Activity A:
Answer these from the Josh Donaldson article:
(i) Which plate umpire ejected Donaldson on Saturday?
(ii) Which Twins pitcher threw at Donaldson in the sixth inning on Sunday?
(iii) How many hits did Babe Ruth get in the 1922 World Series, and in how many at-bats?
Activity B:
Duplicate the passage of the Josh Donaldson article that begins at the words "At the core" and stops after "wanted them to.".
Activity C:
List every person named in the Josh Donaldson article.

Document segment:
>>>>

Blue Jays MVP Josh Donaldson—after getting targeted by pitches twice against the Twins over the weekend—garnered attention yesterday by decrying baseball’s unwritten rules as a matter of personal safety.
The direct quote, via SportsNet.ca:
“Major League Baseball has to do something about this. They say they’re trying to protect players. They make a rule that says you can’t slide hard into second base. They make a rule to protect the catchers on slides into home. But when you throw a ball at somebody, nothing’s done about it. My manager comes out to ask what’s going on and he gets ejected for it. That’s what happens. I just don’t get the point. I don’t get what baseball’s trying to prove. If I’m a young kid watching these games, why would I want to play baseball? Why? If I do something well or if somebody doesn’t like something that I do, it’s, ‘Oh, well, I’m gonna throw at you now.’ It doesn’t make sense. It just doesn’t make sense to me.”
Donaldson’s issues started with the third pitch of Saturday’s game—a called strike with which he disagreed. When he grounded to short on the very next pitch, Donaldson slowed down before reaching first base, according to the Toronto Sun, at which point Twins bench coach Joe Vavra yelled “nice hustle.”
When Donaldson returned verbal fire, plate umpire Toby Basner, thinking the comment had been directed at him, ejected the third baseman.
In the first inning of Sunday’s game, Donaldson hit a mammoth home run to straightaway center field. Instead of immediately returning to his own dugout, however, he took a couple steps toward the Twins bench on the first base side of the field, staring daggers all the while. (Watch it here.) His explanation: “I looked right at the guy who chirped me yesterday and got me thrown out, I was letting him know I was coming to play today. Don’t comment on the way I play. It’s not your business how I play. I’m not on your team. If someone has a problem with the way I play, my manager or teammates will say something to me, not the other team.”
In the sixth inning, Minnesota’s Phil Hughes responded by throwing one pitch that just missed Donaldson’s hip, and another behind his back. The intent was obvious. Jays manager John Gibbons, after vigorously arguing for Hughes’ ejection, was instead ejected himself.
At the core of his argument, Donaldson has a legitimate beef. In the modern landscape, non-baseball activities—like, say, a few moments’ worth of dugout stare-down—virtually never merit physical retribution.
What Donaldson received, however, was decidedly not physical retribution. No pitch hit him, and, given that Donaldson himself used Hughes’ excellent control to support his claims of intent, things seemed to play out the way Hughes wanted them to.
There are a couple of takeaways here. One is that the incident that so upset Donaldson—Vavra riding him from the bench—illustrates just how thin ballplayers’ skin has grown over recent generations. Bench jockeying was once an art form, with insults hurled as much to distract the target as anything else.
In the 1922 World Series, Giants manager John McGraw’s dugout-borne insults distracted Babe Ruth into a 2-for-17 slide—his worst Fall Classic ever. Hell, even Ruth’s called shot in the 1932 World Series was apparently a gesture meant to silence the bench jockeys in Chicago’s dugout, not to predict the homer he was about to hit.

<<<<

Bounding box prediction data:

>>>>

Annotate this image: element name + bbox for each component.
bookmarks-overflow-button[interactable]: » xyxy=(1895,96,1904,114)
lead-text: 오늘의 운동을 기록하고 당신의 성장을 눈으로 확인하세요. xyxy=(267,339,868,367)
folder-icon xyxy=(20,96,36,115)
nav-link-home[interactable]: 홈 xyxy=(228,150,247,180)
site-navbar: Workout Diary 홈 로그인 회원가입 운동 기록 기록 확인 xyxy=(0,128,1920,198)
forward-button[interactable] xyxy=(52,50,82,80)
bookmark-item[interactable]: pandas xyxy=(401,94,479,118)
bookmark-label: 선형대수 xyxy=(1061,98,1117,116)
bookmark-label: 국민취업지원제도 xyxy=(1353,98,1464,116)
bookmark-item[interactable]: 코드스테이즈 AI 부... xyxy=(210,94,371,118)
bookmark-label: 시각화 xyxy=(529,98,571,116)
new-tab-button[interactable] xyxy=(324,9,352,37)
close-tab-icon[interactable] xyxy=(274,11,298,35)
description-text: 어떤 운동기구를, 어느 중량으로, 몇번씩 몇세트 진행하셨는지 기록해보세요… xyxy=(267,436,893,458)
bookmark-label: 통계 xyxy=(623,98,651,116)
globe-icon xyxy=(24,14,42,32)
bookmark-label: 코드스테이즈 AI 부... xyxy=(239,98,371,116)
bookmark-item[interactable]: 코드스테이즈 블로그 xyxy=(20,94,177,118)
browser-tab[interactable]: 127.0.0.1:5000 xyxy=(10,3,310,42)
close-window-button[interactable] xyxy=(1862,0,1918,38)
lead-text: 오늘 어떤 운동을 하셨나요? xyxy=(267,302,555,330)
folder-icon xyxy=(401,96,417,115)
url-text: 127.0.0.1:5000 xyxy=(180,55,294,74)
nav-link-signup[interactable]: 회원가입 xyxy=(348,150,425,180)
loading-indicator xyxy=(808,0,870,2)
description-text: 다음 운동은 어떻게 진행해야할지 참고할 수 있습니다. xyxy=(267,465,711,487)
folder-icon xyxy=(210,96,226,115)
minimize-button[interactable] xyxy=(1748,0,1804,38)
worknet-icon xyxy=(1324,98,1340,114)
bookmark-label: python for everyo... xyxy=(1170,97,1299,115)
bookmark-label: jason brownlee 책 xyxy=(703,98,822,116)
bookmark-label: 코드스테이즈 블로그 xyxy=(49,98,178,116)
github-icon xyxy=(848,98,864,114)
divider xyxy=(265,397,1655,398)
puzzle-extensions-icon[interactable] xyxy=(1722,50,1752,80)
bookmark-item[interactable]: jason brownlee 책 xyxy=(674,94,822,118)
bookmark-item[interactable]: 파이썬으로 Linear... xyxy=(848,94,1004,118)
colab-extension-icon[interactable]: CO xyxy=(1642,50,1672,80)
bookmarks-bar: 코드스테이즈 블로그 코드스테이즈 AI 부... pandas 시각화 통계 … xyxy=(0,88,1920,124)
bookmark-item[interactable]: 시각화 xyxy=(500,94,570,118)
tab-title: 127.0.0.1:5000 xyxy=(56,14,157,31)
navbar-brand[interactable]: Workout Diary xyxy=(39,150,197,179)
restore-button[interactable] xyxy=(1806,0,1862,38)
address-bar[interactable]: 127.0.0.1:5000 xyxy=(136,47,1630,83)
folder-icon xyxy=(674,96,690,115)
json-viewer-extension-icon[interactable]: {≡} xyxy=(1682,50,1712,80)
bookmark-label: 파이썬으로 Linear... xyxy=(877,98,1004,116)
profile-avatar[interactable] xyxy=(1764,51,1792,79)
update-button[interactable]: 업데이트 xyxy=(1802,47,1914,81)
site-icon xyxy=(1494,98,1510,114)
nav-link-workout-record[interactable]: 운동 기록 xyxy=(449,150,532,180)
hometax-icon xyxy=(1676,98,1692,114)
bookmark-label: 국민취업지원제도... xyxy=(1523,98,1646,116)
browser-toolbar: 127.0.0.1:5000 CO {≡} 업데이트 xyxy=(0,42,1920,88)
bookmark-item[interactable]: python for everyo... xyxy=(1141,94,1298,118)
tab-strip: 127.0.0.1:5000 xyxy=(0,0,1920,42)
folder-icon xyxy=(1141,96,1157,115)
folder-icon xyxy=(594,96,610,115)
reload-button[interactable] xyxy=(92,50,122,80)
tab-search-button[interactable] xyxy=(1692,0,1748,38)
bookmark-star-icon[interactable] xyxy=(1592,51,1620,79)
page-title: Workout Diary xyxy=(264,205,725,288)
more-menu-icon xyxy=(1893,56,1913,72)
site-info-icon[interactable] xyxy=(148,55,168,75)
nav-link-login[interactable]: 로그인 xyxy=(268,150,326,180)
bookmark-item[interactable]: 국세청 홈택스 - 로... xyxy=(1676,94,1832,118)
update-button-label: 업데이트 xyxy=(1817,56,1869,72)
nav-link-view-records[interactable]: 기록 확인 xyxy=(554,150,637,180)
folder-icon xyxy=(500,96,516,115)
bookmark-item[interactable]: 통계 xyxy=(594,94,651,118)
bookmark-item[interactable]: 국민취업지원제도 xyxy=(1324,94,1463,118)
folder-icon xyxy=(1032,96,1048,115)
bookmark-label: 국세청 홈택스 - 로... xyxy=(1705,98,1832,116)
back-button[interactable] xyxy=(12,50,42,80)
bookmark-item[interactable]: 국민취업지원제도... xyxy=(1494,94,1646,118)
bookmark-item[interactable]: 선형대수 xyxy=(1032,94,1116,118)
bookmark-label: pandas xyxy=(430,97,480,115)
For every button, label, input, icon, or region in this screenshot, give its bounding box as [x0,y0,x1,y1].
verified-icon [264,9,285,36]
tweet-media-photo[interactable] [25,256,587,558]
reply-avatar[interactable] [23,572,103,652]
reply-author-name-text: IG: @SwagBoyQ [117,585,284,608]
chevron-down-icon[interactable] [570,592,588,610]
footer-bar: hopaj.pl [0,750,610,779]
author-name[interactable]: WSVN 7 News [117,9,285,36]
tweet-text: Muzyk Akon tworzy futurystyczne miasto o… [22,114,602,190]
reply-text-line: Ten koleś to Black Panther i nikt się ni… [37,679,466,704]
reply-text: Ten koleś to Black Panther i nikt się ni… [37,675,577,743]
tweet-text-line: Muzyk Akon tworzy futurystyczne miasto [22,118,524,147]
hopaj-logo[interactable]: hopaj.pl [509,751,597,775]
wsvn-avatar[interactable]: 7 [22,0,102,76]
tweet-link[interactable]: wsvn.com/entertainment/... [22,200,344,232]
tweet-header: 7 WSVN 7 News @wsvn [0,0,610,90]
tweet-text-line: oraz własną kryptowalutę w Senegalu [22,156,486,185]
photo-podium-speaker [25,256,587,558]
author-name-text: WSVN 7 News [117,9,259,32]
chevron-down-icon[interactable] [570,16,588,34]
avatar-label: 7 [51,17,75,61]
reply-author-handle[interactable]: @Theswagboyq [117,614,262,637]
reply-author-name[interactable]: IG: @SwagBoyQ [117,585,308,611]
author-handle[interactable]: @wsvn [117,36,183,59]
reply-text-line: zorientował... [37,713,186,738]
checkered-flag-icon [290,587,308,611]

<<<<

Answer A:
(i) Toby Basner
(ii) Phil Hughes
(iii) 2 hits in 17 at-bats (2-for-17)

Answer B:
At the core of his argument, Donaldson has a legitimate beef. In the modern landscape, non-baseball activities—like, say, a few moments’ worth of dugout stare-down—virtually never merit physical retribution.
What Donaldson received, however, was decidedly not physical retribution. No pitch hit him, and, given that Donaldson himself used Hughes’ excellent control to support his claims of intent, things seemed to play out the way Hughes wanted them to.

Answer C:
Josh Donaldson, Joe Vavra, Toby Basner, Phil Hughes, John Gibbons, John McGraw, Babe Ruth